WORK INSTRUCTIONS :: Using the data below, gather each line that includes the word "China".

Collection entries
***

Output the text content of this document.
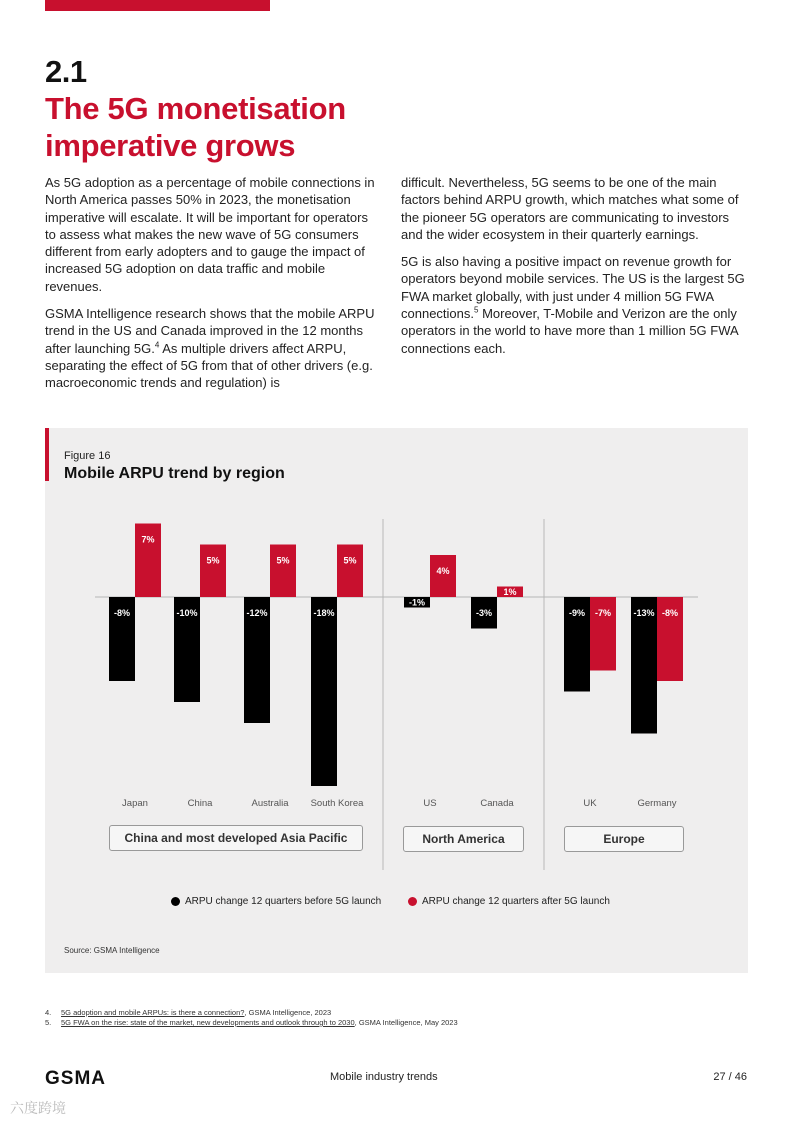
2.1
The 5G monetisation imperative grows

As 5G adoption as a percentage of mobile connections in North America passes 50% in 2023, the monetisation imperative will escalate. It will be important for operators to assess what makes the new wave of 5G consumers different from early adopters and to gauge the impact of increased 5G adoption on data traffic and mobile revenues.

GSMA Intelligence research shows that the mobile ARPU trend in the US and Canada improved in the 12 months after launching 5G.$^4$ As multiple drivers affect ARPU, separating the effect of 5G from that of other drivers (e.g. macroeconomic trends and regulation) is

difficult. Nevertheless, 5G seems to be one of the main factors behind ARPU growth, which matches what some of the pioneer 5G operators are communicating to investors and the wider ecosystem in their quarterly earnings.

5G is also having a positive impact on revenue growth for operators beyond mobile services. The US is the largest 5G FWA market globally, with just under 4 million 5G FWA connections.$^5$ Moreover, T-Mobile and Verizon are the only operators in the world to have more than 1 million 5G FWA connections each.

Figure 16
Mobile ARPU trend by region
-8%
7%
Japan
-10%
5%
China
-12%
5%
Australia
-18%
5%
South Korea
-1%
4%
US
-3%
1%
Canada
-9% -7%
UK
-13% -8%
Germany
China and most developed Asia Pacific	North America	Europe
ARPU change 12 quarters before 5G launch	ARPU change 12 quarters after 5G launch
Source: GSMA Intelligence
4. 5G adoption and mobile ARPUs: is there a connection?, GSMA Intelligence, 2023
5. 5G FWA on the rise: state of the market, new developments and outlook through to 2030, GSMA Intelligence, May 2023
GSMA	Mobile industry trends	27 / 46
六度跨境
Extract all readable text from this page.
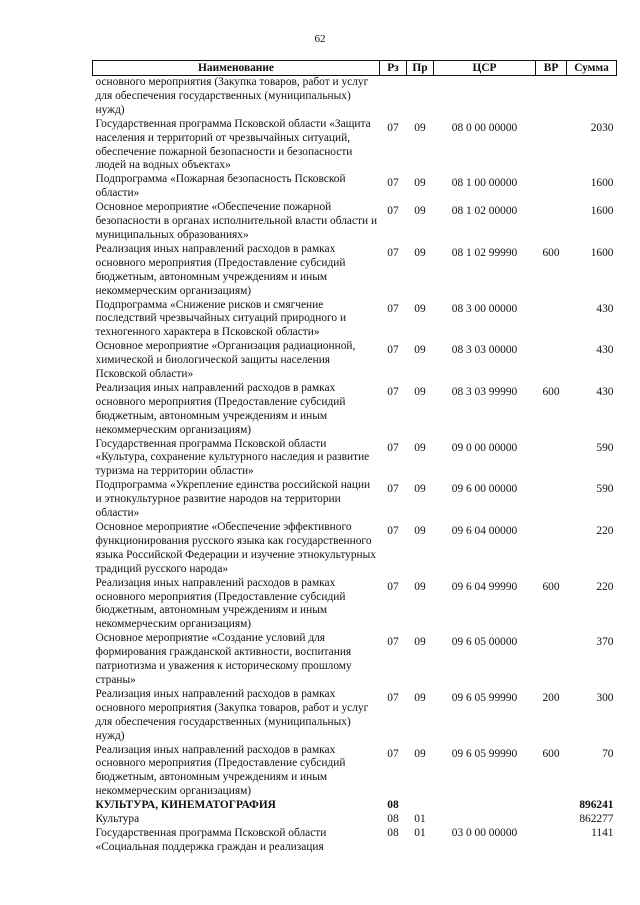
62
Наименование	Рз	Пр	ЦСР	ВР	Сумма
основного мероприятия (Закупка товаров, работ и услуг для обеспечения государственных (муниципальных) нужд)					
Государственная программа Псковской области «Защита населения и территорий от чрезвычайных ситуаций, обеспечение пожарной безопасности и безопасности людей на водных объектах»	07	09	08 0 00 00000		2030
Подпрограмма «Пожарная безопасность Псковской области»	07	09	08 1 00 00000		1600
Основное мероприятие «Обеспечение пожарной безопасности в органах исполнительной власти области и муниципальных образованиях»	07	09	08 1 02 00000		1600
Реализация иных направлений расходов в рамках основного мероприятия (Предоставление субсидий бюджетным, автономным учреждениям и иным некоммерческим организациям)	07	09	08 1 02 99990	600	1600
Подпрограмма «Снижение рисков и смягчение последствий чрезвычайных ситуаций природного и техногенного характера в Псковской области»	07	09	08 3 00 00000		430
Основное мероприятие «Организация радиационной, химической и биологической защиты населения Псковской области»	07	09	08 3 03 00000		430
Реализация иных направлений расходов в рамках основного мероприятия (Предоставление субсидий бюджетным, автономным учреждениям и иным некоммерческим организациям)	07	09	08 3 03 99990	600	430
Государственная программа Псковской области «Культура, сохранение культурного наследия и развитие туризма на территории области»	07	09	09 0 00 00000		590
Подпрограмма «Укрепление единства российской нации и этнокультурное развитие народов на территории области»	07	09	09 6 00 00000		590
Основное мероприятие «Обеспечение эффективного функционирования русского языка как государственного языка Российской Федерации и изучение этнокультурных традиций русского народа»	07	09	09 6 04 00000		220
Реализация иных направлений расходов в рамках основного мероприятия (Предоставление субсидий бюджетным, автономным учреждениям и иным некоммерческим организациям)	07	09	09 6 04 99990	600	220
Основное мероприятие «Создание условий для формирования гражданской активности, воспитания патриотизма и уважения к историческому прошлому страны»	07	09	09 6 05 00000		370
Реализация иных направлений расходов в рамках основного мероприятия (Закупка товаров, работ и услуг для обеспечения государственных (муниципальных) нужд)	07	09	09 6 05 99990	200	300
Реализация иных направлений расходов в рамках основного мероприятия (Предоставление субсидий бюджетным, автономным учреждениям и иным некоммерческим организациям)	07	09	09 6 05 99990	600	70
КУЛЬТУРА, КИНЕМАТОГРАФИЯ	08				896241
Культура	08	01			862277
Государственная программа Псковской области «Социальная поддержка граждан и реализация	08	01	03 0 00 00000		1141
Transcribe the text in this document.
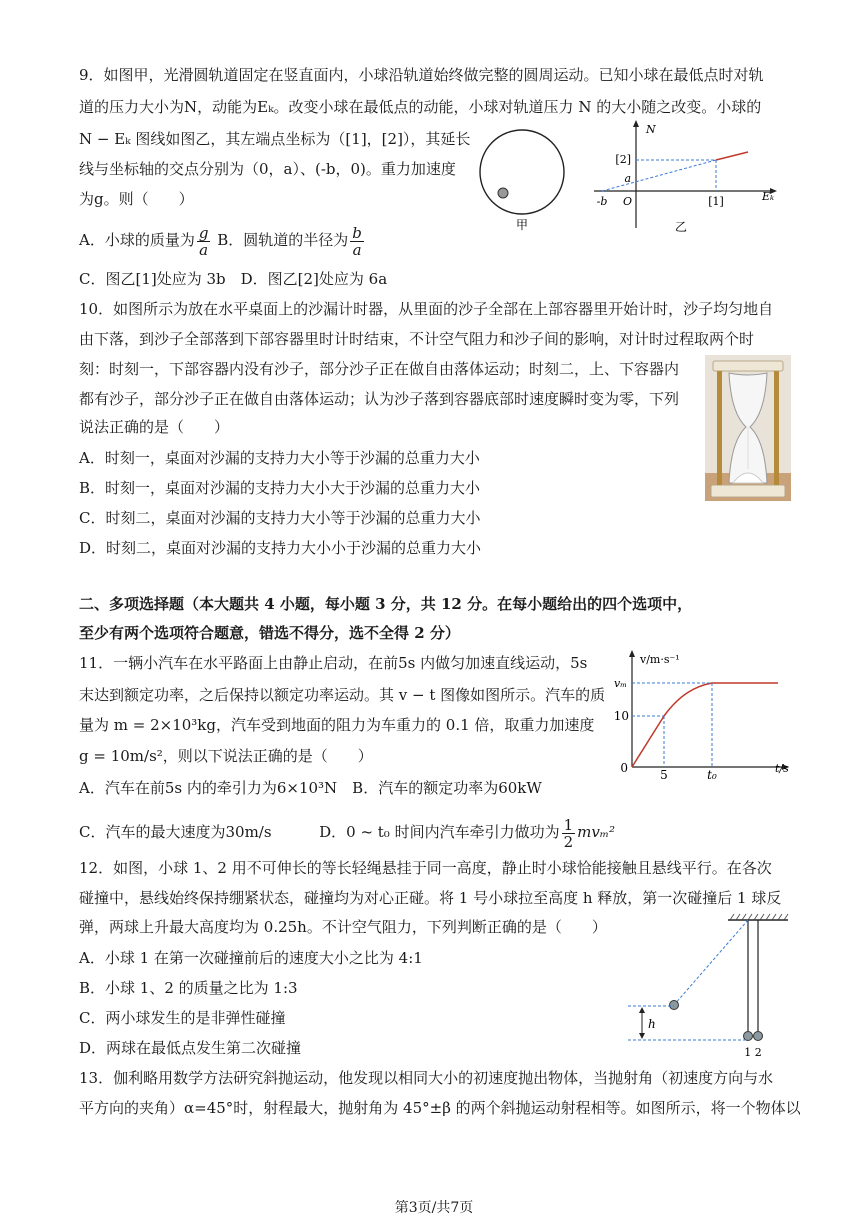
9．如图甲，光滑圆轨道固定在竖直面内，小球沿轨道始终做完整的圆周运动。已知小球在最低点时对轨
道的压力大小为N，动能为Eₖ。改变小球在最低点的动能，小球对轨道压力 N 的大小随之改变。小球的
N − Eₖ 图线如图乙，其左端点坐标为（[1]，[2]），其延长
线与坐标轴的交点分别为（0，a）、(-b，0)。重力加速度
为g。则（　　）
A．小球的质量为 $\frac{g}{a}$ B．圆轨道的半径为 $\frac{b}{a}$
C．图乙[1]处应为 3b　D．图乙[2]处应为 6a
甲
N
Eₖ
[2]
a
-b O	[1]
乙
10．如图所示为放在水平桌面上的沙漏计时器，从里面的沙子全部在上部容器里开始计时，沙子均匀地自
由下落，到沙子全部落到下部容器里时计时结束，不计空气阻力和沙子间的影响，对计时过程取两个时
刻：时刻一，下部容器内没有沙子，部分沙子正在做自由落体运动；时刻二，上、下容器内
都有沙子，部分沙子正在做自由落体运动；认为沙子落到容器底部时速度瞬时变为零，下列
说法正确的是（　　）
A．时刻一，桌面对沙漏的支持力大小等于沙漏的总重力大小
B．时刻一，桌面对沙漏的支持力大小大于沙漏的总重力大小
C．时刻二，桌面对沙漏的支持力大小等于沙漏的总重力大小
D．时刻二，桌面对沙漏的支持力大小小于沙漏的总重力大小
二、多项选择题（本大题共 4 小题，每小题 3 分，共 12 分。在每小题给出的四个选项中，
至少有两个选项符合题意，错选不得分，选不全得 2 分）
11．一辆小汽车在水平路面上由静止启动，在前5s 内做匀加速直线运动，5s
末达到额定功率，之后保持以额定功率运动。其 v − t 图像如图所示。汽车的质
量为 m = 2×10³kg，汽车受到地面的阻力为车重力的 0.1 倍，取重力加速度
g = 10m/s²，则以下说法正确的是（　　）
A．汽车在前5s 内的牵引力为6×10³N　B．汽车的额定功率为60kW
C．汽车的最大速度为30m/s	D．0 ~ t₀ 时间内汽车牵引力做功为 $\frac{1}{2} mv_m^2$
v/m·s⁻¹
vₘ
10
0	5	t₀	t/s
12．如图，小球 1、2 用不可伸长的等长轻绳悬挂于同一高度，静止时小球恰能接触且悬线平行。在各次
碰撞中，悬线始终保持绷紧状态，碰撞均为对心正碰。将 1 号小球拉至高度 h 释放，第一次碰撞后 1 球反
弹，两球上升最大高度均为 0.25h。不计空气阻力，下列判断正确的是（　　）
A．小球 1 在第一次碰撞前后的速度大小之比为 4:1
B．小球 1、2 的质量之比为 1:3
C．两小球发生的是非弹性碰撞
D．两球在最低点发生第二次碰撞
h
1 2
13．伽利略用数学方法研究斜抛运动，他发现以相同大小的初速度抛出物体，当抛射角（初速度方向与水
平方向的夹角）α=45°时，射程最大，抛射角为 45°±β 的两个斜抛运动射程相等。如图所示，将一个物体以
第3页/共7页
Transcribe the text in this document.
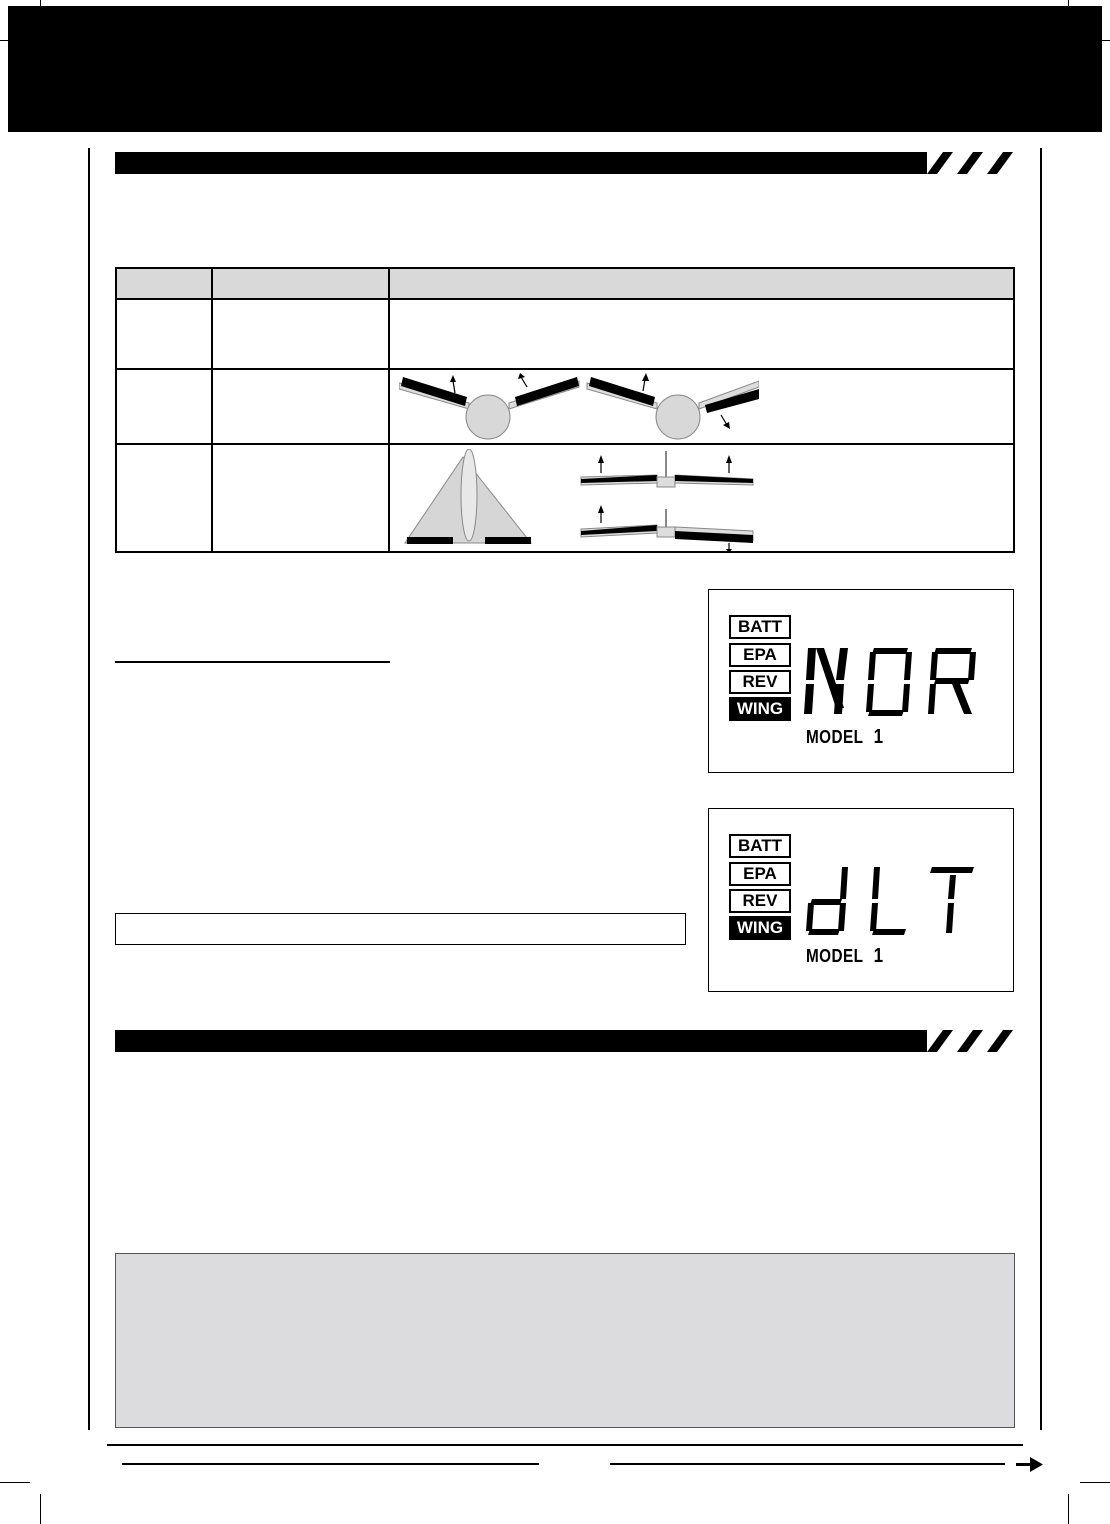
BATT
EPA
REV
WING
MODEL 1
BATT
EPA
REV
WING
MODEL 1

***

EXERCISE ANSWER ::
China
China and most developed Asia Pacific	North America	Europe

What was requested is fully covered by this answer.